— START —
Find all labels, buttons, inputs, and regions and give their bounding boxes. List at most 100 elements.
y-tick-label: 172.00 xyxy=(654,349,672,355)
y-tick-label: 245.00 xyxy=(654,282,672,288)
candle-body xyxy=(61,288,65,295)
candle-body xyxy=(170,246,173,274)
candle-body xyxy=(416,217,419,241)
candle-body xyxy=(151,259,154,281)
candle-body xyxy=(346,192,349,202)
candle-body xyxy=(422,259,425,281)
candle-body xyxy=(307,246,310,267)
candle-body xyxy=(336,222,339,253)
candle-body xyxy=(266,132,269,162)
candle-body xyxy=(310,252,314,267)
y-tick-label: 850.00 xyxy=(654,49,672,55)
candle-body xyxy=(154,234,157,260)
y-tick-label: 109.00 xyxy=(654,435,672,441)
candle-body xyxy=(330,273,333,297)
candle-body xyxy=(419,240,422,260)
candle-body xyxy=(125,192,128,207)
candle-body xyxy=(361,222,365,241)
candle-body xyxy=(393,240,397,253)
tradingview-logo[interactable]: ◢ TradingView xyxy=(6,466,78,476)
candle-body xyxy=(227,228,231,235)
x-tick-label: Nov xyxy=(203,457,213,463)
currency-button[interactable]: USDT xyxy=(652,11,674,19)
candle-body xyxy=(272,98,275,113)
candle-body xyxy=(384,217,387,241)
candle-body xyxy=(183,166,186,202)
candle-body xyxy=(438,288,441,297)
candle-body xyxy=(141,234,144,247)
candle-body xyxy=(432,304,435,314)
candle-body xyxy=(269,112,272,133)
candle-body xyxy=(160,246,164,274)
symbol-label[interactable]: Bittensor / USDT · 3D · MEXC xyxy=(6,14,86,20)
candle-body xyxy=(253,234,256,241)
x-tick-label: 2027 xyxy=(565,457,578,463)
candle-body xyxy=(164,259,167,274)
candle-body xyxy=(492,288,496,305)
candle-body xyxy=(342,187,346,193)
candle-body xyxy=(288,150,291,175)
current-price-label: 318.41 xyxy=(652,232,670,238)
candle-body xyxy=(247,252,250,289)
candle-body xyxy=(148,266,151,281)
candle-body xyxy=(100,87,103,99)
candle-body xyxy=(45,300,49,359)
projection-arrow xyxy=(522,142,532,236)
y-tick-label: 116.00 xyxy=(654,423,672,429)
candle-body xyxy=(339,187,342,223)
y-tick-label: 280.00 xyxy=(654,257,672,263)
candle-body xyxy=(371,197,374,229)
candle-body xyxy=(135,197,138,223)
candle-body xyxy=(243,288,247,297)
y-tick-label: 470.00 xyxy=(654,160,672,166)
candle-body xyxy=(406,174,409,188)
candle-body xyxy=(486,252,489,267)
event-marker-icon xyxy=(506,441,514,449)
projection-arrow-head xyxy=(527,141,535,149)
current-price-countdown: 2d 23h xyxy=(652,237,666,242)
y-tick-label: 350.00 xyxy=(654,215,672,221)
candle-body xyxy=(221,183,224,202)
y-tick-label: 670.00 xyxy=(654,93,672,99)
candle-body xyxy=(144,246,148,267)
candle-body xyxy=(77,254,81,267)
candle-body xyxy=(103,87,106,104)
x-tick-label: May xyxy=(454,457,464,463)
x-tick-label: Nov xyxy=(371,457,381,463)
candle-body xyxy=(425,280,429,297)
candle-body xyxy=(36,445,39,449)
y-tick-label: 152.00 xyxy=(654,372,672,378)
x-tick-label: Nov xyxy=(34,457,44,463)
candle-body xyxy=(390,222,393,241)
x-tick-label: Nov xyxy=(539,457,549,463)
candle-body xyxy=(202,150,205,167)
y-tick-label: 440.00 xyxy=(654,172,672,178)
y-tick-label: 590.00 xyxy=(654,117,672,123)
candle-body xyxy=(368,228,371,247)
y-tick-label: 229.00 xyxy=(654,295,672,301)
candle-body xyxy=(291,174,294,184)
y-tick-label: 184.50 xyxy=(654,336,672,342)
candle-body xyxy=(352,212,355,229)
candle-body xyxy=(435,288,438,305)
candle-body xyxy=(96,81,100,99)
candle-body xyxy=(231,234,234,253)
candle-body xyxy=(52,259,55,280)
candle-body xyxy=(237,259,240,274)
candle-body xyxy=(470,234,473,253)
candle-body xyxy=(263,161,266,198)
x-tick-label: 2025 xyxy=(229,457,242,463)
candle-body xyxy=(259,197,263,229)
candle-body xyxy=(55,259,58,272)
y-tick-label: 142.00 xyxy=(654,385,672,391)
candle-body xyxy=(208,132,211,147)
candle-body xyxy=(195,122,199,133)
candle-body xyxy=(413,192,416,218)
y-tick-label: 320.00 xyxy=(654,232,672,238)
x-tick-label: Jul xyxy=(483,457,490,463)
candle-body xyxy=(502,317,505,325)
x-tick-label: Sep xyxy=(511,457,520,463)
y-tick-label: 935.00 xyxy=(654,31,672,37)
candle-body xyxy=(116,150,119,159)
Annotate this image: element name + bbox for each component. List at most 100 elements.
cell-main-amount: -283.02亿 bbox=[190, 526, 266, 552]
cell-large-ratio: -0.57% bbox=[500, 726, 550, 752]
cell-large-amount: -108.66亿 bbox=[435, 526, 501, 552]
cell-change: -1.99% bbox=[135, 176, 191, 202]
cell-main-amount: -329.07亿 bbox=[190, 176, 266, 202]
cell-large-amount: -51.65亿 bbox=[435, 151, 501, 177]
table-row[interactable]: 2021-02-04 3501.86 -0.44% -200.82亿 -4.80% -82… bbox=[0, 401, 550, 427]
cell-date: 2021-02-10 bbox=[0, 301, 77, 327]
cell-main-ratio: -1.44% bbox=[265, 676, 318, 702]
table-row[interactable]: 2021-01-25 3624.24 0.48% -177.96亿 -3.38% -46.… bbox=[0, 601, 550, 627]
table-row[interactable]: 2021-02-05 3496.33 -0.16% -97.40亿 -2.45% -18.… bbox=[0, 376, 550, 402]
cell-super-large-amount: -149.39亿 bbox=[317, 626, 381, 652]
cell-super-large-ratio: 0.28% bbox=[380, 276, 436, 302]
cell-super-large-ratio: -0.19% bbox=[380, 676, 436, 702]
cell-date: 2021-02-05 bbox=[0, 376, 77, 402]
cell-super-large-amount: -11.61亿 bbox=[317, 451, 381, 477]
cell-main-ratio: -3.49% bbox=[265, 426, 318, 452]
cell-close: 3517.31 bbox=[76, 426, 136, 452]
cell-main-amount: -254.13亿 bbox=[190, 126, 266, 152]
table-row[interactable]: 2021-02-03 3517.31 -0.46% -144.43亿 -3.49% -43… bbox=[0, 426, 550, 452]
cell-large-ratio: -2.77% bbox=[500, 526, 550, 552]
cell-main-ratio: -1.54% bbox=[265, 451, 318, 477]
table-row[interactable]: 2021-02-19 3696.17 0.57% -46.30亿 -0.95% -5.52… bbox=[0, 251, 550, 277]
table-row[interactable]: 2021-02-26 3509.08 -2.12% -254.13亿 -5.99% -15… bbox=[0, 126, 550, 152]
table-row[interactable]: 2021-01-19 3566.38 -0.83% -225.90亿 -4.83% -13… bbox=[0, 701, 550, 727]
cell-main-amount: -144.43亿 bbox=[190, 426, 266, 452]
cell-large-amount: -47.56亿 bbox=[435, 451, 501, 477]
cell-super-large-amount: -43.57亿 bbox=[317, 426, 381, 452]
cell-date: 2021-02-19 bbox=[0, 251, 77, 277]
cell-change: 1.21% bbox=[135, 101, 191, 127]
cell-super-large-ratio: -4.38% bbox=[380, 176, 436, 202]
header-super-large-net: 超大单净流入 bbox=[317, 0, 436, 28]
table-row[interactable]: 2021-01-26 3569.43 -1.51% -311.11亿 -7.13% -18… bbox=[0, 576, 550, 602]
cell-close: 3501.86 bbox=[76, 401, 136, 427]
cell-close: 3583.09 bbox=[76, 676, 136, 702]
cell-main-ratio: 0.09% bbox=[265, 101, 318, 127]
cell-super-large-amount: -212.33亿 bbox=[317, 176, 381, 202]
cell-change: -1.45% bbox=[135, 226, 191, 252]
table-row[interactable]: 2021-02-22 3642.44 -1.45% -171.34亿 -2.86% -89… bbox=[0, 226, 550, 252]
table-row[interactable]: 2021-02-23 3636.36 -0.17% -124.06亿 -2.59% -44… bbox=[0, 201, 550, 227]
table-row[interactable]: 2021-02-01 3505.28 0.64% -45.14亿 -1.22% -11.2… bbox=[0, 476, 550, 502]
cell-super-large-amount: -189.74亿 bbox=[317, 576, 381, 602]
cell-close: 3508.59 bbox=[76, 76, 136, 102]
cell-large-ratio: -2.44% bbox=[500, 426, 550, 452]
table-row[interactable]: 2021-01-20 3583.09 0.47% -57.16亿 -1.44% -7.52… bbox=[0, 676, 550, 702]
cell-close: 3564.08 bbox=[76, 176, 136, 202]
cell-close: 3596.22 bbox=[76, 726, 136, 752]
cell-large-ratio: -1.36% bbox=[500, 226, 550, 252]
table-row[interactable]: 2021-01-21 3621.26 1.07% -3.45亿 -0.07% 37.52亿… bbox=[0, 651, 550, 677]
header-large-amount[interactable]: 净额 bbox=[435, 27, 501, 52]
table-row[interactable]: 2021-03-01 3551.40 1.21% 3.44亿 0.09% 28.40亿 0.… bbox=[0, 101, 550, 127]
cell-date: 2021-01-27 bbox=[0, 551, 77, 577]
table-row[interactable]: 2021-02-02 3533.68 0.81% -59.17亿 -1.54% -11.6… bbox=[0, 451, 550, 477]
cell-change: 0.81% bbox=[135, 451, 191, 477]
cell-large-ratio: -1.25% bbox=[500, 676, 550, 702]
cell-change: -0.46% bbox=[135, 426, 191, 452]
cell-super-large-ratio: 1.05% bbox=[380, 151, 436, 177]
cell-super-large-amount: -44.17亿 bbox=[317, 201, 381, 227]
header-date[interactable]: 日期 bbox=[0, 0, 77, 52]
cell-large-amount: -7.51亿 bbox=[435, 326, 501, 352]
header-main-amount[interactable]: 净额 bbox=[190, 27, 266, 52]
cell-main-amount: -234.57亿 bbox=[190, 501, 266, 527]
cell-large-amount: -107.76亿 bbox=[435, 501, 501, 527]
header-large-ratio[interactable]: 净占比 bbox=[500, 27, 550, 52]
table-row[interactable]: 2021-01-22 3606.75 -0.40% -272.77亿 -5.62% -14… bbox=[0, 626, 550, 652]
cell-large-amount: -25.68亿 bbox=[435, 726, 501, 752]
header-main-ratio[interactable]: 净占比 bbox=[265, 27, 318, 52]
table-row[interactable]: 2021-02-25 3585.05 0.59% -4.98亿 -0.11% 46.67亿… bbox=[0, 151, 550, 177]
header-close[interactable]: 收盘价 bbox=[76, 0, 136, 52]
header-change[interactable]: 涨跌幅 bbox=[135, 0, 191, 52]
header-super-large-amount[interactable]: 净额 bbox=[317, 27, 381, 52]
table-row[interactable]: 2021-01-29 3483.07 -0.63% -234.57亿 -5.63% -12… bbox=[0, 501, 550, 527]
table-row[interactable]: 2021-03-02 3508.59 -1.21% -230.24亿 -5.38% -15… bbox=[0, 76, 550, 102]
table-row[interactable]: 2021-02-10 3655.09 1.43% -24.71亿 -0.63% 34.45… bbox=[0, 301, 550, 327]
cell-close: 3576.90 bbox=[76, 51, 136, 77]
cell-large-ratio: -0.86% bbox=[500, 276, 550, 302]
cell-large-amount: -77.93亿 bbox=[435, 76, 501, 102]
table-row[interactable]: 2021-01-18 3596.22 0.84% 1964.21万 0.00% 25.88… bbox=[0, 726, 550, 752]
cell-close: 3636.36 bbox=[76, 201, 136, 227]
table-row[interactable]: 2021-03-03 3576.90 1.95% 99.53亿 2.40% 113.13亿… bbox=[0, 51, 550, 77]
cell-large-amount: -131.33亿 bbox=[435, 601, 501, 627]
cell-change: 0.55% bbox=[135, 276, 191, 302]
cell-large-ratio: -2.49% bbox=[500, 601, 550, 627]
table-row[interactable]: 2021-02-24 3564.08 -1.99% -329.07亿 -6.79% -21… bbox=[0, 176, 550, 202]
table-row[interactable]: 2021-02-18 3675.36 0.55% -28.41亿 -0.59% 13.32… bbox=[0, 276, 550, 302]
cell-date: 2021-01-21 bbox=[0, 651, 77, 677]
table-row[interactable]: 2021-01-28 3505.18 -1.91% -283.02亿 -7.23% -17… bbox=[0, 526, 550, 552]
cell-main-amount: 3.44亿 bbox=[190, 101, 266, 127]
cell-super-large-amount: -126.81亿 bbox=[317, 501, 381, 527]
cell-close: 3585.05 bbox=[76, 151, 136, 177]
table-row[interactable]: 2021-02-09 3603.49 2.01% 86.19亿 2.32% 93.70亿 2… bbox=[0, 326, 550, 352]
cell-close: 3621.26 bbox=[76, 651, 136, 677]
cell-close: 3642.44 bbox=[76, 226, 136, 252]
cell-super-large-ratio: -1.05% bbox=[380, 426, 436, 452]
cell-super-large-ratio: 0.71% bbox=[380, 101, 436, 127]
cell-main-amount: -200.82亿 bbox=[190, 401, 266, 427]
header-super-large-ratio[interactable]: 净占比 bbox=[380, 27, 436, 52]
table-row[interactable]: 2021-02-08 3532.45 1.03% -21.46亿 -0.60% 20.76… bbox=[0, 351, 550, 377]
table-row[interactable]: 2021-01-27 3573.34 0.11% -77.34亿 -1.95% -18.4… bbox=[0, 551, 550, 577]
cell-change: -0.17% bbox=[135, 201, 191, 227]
— END —
▸ Exercise task
Put the stretch of the listing from its first line through the line containing "candle-body xyxy=(269,112,272,133)" into a numbered list, leaving out any blank lines.

▸ Written solution
1. Find all labels, buttons, inputs, and regions and give their bounding boxes. List at most 100 elements.
2. y-tick-label: 172.00 xyxy=(654,349,672,355)
3. y-tick-label: 245.00 xyxy=(654,282,672,288)
4. candle-body xyxy=(61,288,65,295)
5. candle-body xyxy=(170,246,173,274)
6. candle-body xyxy=(416,217,419,241)
7. candle-body xyxy=(151,259,154,281)
8. candle-body xyxy=(346,192,349,202)
9. candle-body xyxy=(422,259,425,281)
10. candle-body xyxy=(307,246,310,267)
11. candle-body xyxy=(336,222,339,253)
12. candle-body xyxy=(266,132,269,162)
13. candle-body xyxy=(310,252,314,267)
14. y-tick-label: 850.00 xyxy=(654,49,672,55)
15. candle-body xyxy=(154,234,157,260)
16. y-tick-label: 109.00 xyxy=(654,435,672,441)
17. candle-body xyxy=(330,273,333,297)
18. candle-body xyxy=(419,240,422,260)
19. candle-body xyxy=(125,192,128,207)
20. candle-body xyxy=(361,222,365,241)
21. candle-body xyxy=(393,240,397,253)
22. tradingview-logo[interactable]: ◢ TradingView xyxy=(6,466,78,476)
23. candle-body xyxy=(227,228,231,235)
24. x-tick-label: Nov xyxy=(203,457,213,463)
25. currency-button[interactable]: USDT xyxy=(652,11,674,19)
26. candle-body xyxy=(272,98,275,113)
27. candle-body xyxy=(384,217,387,241)
28. candle-body xyxy=(183,166,186,202)
29. candle-body xyxy=(438,288,441,297)
30. candle-body xyxy=(141,234,144,247)
31. candle-body xyxy=(432,304,435,314)
32. candle-body xyxy=(269,112,272,133)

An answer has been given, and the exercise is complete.